**Task to complete:**
Pick out every line with the word "data" and copy it.

**Material:**
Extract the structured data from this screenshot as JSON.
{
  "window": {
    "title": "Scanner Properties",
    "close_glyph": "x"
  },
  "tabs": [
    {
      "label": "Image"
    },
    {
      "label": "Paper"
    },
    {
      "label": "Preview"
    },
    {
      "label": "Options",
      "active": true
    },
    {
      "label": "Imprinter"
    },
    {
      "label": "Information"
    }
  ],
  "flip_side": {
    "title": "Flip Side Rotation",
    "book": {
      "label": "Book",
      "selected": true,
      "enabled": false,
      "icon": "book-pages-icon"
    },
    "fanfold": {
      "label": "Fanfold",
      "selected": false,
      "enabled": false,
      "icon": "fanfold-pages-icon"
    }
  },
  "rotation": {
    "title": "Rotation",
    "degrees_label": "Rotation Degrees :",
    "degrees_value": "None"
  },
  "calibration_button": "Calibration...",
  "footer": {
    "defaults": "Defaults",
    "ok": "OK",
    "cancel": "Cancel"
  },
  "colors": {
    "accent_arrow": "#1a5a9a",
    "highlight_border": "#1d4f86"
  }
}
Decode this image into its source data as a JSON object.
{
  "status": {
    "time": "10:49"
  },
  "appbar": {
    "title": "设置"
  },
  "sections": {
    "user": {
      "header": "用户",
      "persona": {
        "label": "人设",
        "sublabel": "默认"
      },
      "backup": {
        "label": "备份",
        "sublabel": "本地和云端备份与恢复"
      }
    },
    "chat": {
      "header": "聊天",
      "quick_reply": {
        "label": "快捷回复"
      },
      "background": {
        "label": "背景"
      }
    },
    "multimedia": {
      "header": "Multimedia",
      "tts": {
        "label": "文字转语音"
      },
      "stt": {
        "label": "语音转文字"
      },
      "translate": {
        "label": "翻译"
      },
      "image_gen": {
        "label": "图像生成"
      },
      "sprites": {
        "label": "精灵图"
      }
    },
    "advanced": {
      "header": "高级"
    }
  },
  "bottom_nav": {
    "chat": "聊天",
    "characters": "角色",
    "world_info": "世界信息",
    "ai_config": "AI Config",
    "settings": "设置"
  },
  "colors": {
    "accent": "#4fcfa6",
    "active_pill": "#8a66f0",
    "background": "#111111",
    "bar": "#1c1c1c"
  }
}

**Written response:**
Extract the structured data from this screenshot as JSON.
Decode this image into its source data as a JSON object.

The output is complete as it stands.